[EXERCISE PROMPT]:
Copy every line in the records below that contains the word "Disease".

[RECORDS FOR THIS TASK]:

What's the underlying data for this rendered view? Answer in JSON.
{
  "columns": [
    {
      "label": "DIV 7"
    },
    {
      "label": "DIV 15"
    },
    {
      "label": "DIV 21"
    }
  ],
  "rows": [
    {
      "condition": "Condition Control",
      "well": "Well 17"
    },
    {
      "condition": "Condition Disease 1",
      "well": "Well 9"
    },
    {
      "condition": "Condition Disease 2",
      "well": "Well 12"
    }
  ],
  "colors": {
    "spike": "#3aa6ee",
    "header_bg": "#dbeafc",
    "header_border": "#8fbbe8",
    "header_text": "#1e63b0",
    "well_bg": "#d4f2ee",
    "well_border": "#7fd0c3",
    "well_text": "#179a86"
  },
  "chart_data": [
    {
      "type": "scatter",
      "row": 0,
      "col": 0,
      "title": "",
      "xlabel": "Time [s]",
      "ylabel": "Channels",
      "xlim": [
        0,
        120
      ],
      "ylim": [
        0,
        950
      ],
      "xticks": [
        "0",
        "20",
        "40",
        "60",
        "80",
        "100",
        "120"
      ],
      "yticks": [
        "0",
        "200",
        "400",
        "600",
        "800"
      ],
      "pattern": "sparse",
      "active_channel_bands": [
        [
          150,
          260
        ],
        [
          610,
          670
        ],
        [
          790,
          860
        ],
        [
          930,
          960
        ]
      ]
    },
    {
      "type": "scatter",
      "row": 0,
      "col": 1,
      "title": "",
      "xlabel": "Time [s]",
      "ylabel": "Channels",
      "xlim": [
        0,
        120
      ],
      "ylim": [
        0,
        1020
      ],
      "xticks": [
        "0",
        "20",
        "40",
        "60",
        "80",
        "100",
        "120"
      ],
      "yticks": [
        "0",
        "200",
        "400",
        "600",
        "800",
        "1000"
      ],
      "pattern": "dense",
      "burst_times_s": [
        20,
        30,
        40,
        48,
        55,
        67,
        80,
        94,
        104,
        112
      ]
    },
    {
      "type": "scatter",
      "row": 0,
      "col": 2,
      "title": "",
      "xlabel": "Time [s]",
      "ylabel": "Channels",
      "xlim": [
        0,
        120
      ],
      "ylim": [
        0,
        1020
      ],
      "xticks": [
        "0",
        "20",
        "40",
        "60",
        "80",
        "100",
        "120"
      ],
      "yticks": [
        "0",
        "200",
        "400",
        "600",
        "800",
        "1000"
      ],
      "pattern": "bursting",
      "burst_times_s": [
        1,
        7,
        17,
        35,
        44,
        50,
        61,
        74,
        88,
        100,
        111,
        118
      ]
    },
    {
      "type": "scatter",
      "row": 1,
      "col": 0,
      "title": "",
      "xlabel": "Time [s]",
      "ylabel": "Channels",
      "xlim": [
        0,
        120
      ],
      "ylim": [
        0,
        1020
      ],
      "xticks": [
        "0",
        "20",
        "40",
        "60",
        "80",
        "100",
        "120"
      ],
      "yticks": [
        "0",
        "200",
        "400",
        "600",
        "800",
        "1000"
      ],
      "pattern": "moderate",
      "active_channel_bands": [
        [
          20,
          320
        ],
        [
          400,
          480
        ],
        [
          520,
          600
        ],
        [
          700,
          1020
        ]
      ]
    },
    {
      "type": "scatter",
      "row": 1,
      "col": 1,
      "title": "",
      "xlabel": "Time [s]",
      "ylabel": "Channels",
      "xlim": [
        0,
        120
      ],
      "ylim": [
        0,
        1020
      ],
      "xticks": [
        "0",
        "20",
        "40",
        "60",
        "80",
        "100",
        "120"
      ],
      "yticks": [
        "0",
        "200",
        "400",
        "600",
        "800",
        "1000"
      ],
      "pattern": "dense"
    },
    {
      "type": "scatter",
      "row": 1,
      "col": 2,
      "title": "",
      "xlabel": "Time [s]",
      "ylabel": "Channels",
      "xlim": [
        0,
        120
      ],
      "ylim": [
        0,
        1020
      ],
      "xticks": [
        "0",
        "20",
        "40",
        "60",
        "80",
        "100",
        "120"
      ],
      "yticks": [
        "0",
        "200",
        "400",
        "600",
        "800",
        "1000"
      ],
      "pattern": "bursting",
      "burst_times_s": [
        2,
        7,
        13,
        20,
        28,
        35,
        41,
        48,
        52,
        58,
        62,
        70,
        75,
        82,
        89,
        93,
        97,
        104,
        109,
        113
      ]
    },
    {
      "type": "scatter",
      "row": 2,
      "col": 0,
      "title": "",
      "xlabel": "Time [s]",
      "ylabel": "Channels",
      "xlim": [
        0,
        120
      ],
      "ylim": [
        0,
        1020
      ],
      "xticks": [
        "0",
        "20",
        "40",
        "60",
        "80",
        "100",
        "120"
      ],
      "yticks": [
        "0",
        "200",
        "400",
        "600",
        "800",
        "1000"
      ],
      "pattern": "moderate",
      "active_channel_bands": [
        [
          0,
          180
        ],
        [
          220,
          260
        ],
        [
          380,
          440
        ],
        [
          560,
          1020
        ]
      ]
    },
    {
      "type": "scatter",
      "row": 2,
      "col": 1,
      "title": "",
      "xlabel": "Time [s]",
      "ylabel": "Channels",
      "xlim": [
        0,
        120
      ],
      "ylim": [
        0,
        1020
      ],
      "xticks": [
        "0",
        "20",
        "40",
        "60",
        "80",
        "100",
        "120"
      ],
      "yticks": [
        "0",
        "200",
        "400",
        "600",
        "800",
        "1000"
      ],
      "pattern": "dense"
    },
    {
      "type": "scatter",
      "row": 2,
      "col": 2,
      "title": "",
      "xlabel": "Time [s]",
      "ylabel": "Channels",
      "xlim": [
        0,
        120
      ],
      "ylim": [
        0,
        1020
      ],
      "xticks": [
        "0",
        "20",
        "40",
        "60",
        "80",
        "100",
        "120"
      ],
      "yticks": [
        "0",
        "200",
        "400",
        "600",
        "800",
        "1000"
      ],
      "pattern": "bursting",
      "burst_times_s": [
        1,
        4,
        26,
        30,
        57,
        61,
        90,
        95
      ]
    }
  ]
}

[ANSWER TO THE PROBLEM]:
      "condition": "Condition Disease 1",
      "condition": "Condition Disease 2",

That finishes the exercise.